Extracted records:
════
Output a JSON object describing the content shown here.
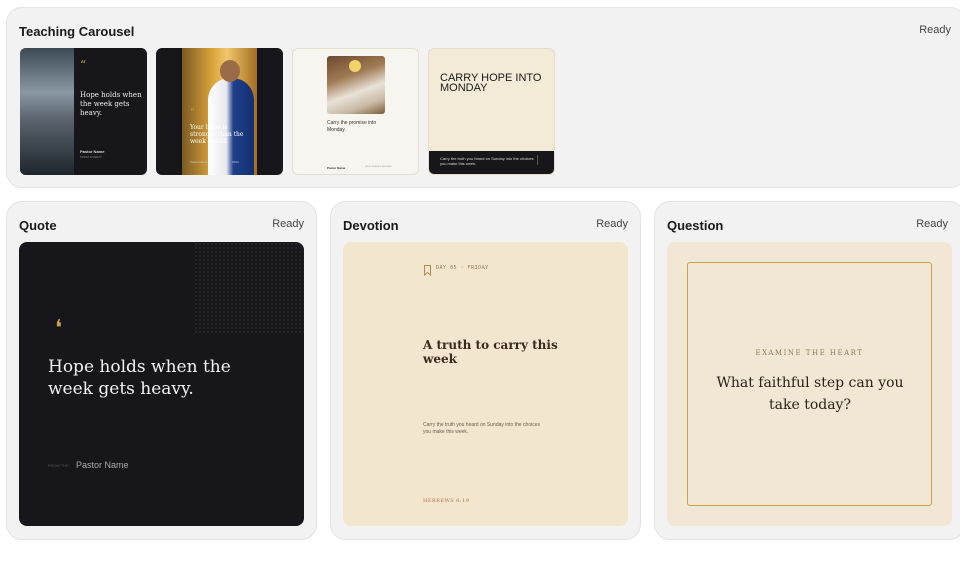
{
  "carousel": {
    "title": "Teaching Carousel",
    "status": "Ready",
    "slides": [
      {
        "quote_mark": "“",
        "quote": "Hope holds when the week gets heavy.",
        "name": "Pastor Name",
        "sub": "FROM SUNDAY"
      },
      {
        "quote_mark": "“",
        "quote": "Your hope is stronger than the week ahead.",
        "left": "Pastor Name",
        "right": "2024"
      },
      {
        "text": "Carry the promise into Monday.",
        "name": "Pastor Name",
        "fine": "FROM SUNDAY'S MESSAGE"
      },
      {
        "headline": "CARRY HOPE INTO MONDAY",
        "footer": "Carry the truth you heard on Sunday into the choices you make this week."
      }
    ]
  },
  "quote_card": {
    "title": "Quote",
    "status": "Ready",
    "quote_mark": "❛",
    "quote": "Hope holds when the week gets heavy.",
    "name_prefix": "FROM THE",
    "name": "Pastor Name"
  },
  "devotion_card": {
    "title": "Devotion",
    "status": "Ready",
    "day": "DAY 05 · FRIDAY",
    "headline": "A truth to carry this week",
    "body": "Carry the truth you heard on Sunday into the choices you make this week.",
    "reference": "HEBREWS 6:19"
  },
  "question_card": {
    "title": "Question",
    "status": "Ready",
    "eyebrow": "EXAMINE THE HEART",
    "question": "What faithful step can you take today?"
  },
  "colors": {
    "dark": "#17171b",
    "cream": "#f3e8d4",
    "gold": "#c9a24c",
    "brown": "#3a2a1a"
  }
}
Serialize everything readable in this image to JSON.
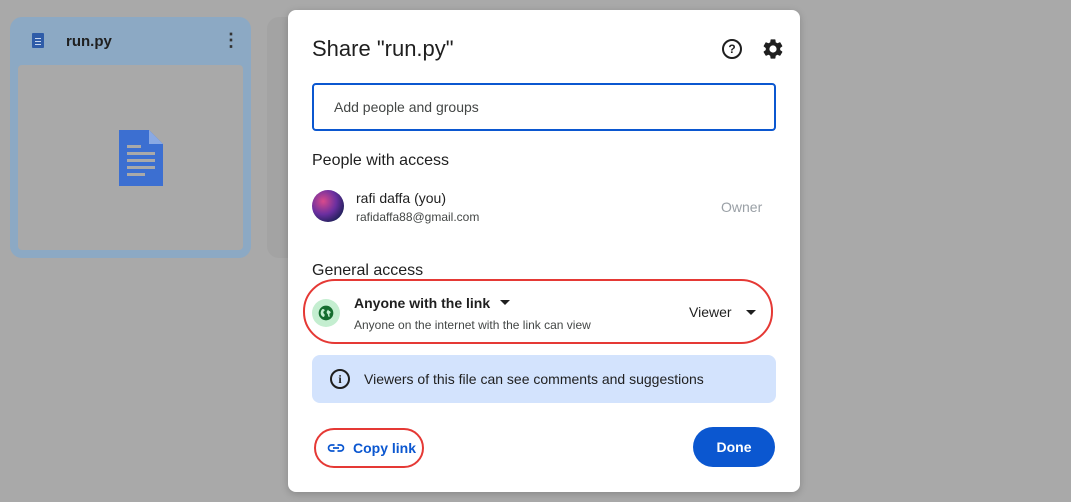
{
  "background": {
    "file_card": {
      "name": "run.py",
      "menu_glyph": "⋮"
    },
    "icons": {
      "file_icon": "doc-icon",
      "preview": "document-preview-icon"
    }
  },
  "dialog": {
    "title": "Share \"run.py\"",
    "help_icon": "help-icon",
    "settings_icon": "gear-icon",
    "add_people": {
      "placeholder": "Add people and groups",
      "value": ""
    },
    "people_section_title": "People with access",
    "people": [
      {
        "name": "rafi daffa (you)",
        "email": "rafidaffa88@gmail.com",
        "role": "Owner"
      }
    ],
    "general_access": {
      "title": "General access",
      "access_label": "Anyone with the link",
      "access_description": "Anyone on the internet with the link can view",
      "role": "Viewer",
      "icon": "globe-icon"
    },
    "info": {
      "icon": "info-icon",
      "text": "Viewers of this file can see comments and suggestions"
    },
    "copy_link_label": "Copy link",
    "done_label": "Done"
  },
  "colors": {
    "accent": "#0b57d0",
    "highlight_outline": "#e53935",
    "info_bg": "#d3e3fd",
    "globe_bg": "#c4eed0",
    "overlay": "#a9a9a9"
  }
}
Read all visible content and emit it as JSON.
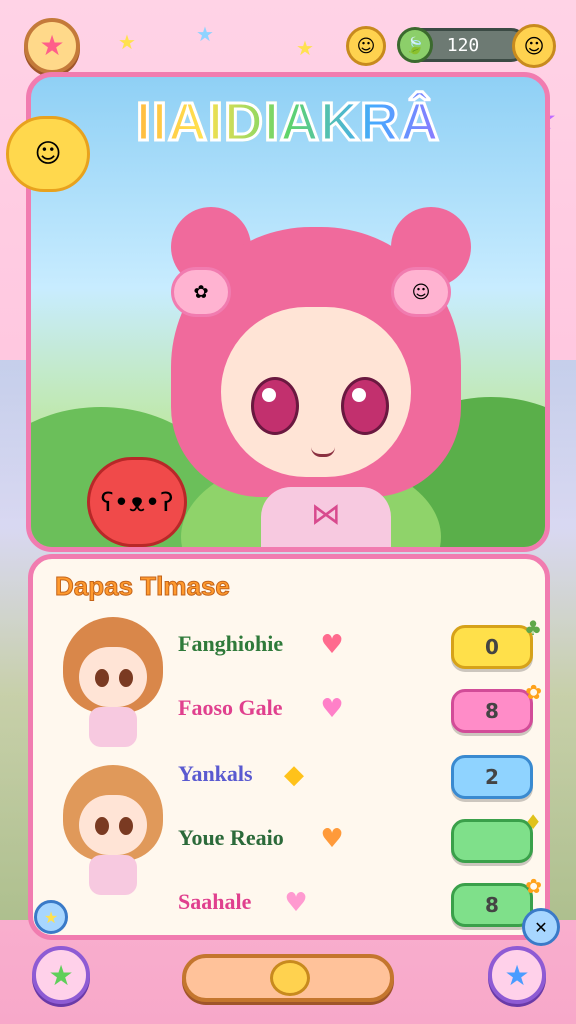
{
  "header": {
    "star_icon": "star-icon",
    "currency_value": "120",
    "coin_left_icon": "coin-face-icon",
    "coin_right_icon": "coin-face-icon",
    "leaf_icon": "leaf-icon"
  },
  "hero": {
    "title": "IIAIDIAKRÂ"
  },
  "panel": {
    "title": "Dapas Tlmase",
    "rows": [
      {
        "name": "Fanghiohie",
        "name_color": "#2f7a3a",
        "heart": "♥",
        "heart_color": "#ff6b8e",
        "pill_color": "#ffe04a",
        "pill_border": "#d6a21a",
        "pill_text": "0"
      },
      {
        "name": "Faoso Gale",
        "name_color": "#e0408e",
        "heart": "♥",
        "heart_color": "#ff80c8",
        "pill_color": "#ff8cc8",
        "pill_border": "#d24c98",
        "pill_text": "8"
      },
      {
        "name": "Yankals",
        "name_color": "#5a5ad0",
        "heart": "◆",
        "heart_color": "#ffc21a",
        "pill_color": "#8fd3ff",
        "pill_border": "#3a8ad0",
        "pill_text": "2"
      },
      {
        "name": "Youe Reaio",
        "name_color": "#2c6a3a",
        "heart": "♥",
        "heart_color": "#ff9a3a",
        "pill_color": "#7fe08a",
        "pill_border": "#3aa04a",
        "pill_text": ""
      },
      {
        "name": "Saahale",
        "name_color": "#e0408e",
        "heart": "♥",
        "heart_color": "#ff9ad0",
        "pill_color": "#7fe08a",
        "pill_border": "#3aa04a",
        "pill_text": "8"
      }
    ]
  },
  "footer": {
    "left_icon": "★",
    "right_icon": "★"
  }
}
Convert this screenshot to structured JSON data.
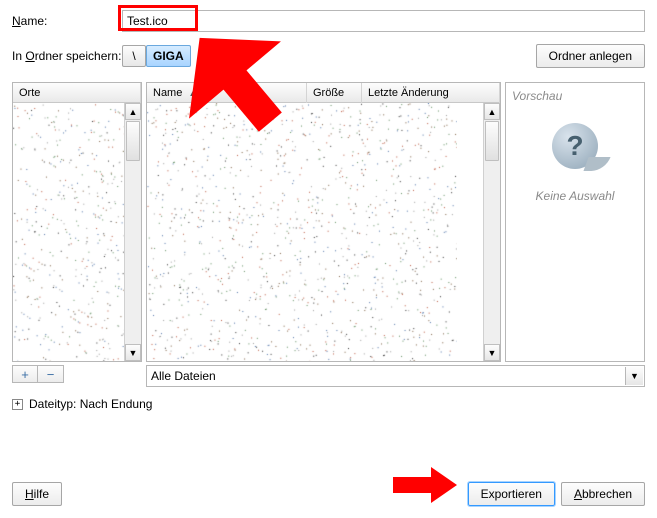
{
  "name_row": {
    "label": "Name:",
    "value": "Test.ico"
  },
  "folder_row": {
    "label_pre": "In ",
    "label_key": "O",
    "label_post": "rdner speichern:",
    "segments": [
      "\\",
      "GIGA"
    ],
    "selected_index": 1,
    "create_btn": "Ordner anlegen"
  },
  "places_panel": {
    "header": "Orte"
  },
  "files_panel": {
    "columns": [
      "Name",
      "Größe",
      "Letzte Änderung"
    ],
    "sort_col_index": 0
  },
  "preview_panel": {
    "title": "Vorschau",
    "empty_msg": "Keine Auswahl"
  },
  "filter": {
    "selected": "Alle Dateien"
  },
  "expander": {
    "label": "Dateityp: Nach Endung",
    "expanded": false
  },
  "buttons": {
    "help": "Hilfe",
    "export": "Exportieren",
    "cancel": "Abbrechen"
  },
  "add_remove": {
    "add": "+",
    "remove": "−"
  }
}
════
None of the pictures should appear; repeat the records exactly otherwise.

Output a JSON object describing the content shown here.
{
  "carousel": {
    "title": "Teaching Carousel",
    "status": "Ready",
    "slides": [
      {
        "quote_mark": "“",
        "quote": "Hope holds when the week gets heavy.",
        "name": "Pastor Name",
        "sub": "FROM SUNDAY"
      },
      {
        "quote_mark": "“",
        "quote": "Your hope is stronger than the week ahead.",
        "left": "Pastor Name",
        "right": "2024"
      },
      {
        "text": "Carry the promise into Monday.",
        "name": "Pastor Name",
        "fine": "FROM SUNDAY'S MESSAGE"
      },
      {
        "headline": "CARRY HOPE INTO MONDAY",
        "footer": "Carry the truth you heard on Sunday into the choices you make this week."
      }
    ]
  },
  "quote_card": {
    "title": "Quote",
    "status": "Ready",
    "quote_mark": "❛",
    "quote": "Hope holds when the week gets heavy.",
    "name_prefix": "FROM THE",
    "name": "Pastor Name"
  },
  "devotion_card": {
    "title": "Devotion",
    "status": "Ready",
    "day": "DAY 05 · FRIDAY",
    "headline": "A truth to carry this week",
    "body": "Carry the truth you heard on Sunday into the choices you make this week.",
    "reference": "HEBREWS 6:19"
  },
  "question_card": {
    "title": "Question",
    "status": "Ready",
    "eyebrow": "EXAMINE THE HEART",
    "question": "What faithful step can you take today?"
  },
  "colors": {
    "dark": "#17171b",
    "cream": "#f3e8d4",
    "gold": "#c9a24c",
    "brown": "#3a2a1a"
  }
}
Serialize everything readable in this image to JSON.
{
  "background": {
    "file_card": {
      "name": "run.py",
      "menu_glyph": "⋮"
    },
    "icons": {
      "file_icon": "doc-icon",
      "preview": "document-preview-icon"
    }
  },
  "dialog": {
    "title": "Share \"run.py\"",
    "help_icon": "help-icon",
    "settings_icon": "gear-icon",
    "add_people": {
      "placeholder": "Add people and groups",
      "value": ""
    },
    "people_section_title": "People with access",
    "people": [
      {
        "name": "rafi daffa (you)",
        "email": "rafidaffa88@gmail.com",
        "role": "Owner"
      }
    ],
    "general_access": {
      "title": "General access",
      "access_label": "Anyone with the link",
      "access_description": "Anyone on the internet with the link can view",
      "role": "Viewer",
      "icon": "globe-icon"
    },
    "info": {
      "icon": "info-icon",
      "text": "Viewers of this file can see comments and suggestions"
    },
    "copy_link_label": "Copy link",
    "done_label": "Done"
  },
  "colors": {
    "accent": "#0b57d0",
    "highlight_outline": "#e53935",
    "info_bg": "#d3e3fd",
    "globe_bg": "#c4eed0",
    "overlay": "#a9a9a9"
  }
}
Read all visible content and emit it as JSON.
{
  "header": {
    "star_icon": "star-icon",
    "currency_value": "120",
    "coin_left_icon": "coin-face-icon",
    "coin_right_icon": "coin-face-icon",
    "leaf_icon": "leaf-icon"
  },
  "hero": {
    "title": "IIAIDIAKRÂ"
  },
  "panel": {
    "title": "Dapas Tlmase",
    "rows": [
      {
        "name": "Fanghiohie",
        "name_color": "#2f7a3a",
        "heart": "♥",
        "heart_color": "#ff6b8e",
        "pill_color": "#ffe04a",
        "pill_border": "#d6a21a",
        "pill_text": "0"
      },
      {
        "name": "Faoso Gale",
        "name_color": "#e0408e",
        "heart": "♥",
        "heart_color": "#ff80c8",
        "pill_color": "#ff8cc8",
        "pill_border": "#d24c98",
        "pill_text": "8"
      },
      {
        "name": "Yankals",
        "name_color": "#5a5ad0",
        "heart": "◆",
        "heart_color": "#ffc21a",
        "pill_color": "#8fd3ff",
        "pill_border": "#3a8ad0",
        "pill_text": "2"
      },
      {
        "name": "Youe Reaio",
        "name_color": "#2c6a3a",
        "heart": "♥",
        "heart_color": "#ff9a3a",
        "pill_color": "#7fe08a",
        "pill_border": "#3aa04a",
        "pill_text": ""
      },
      {
        "name": "Saahale",
        "name_color": "#e0408e",
        "heart": "♥",
        "heart_color": "#ff9ad0",
        "pill_color": "#7fe08a",
        "pill_border": "#3aa04a",
        "pill_text": "8"
      }
    ]
  },
  "footer": {
    "left_icon": "★",
    "right_icon": "★"
  }
}
Convert this screenshot to structured JSON data.
{
  "name_row": {
    "label": "Name:",
    "value": "Test.ico"
  },
  "folder_row": {
    "label_pre": "In ",
    "label_key": "O",
    "label_post": "rdner speichern:",
    "segments": [
      "\\",
      "GIGA"
    ],
    "selected_index": 1,
    "create_btn": "Ordner anlegen"
  },
  "places_panel": {
    "header": "Orte"
  },
  "files_panel": {
    "columns": [
      "Name",
      "Größe",
      "Letzte Änderung"
    ],
    "sort_col_index": 0
  },
  "preview_panel": {
    "title": "Vorschau",
    "empty_msg": "Keine Auswahl"
  },
  "filter": {
    "selected": "Alle Dateien"
  },
  "expander": {
    "label": "Dateityp: Nach Endung",
    "expanded": false
  },
  "buttons": {
    "help": "Hilfe",
    "export": "Exportieren",
    "cancel": "Abbrechen"
  },
  "add_remove": {
    "add": "+",
    "remove": "−"
  }
}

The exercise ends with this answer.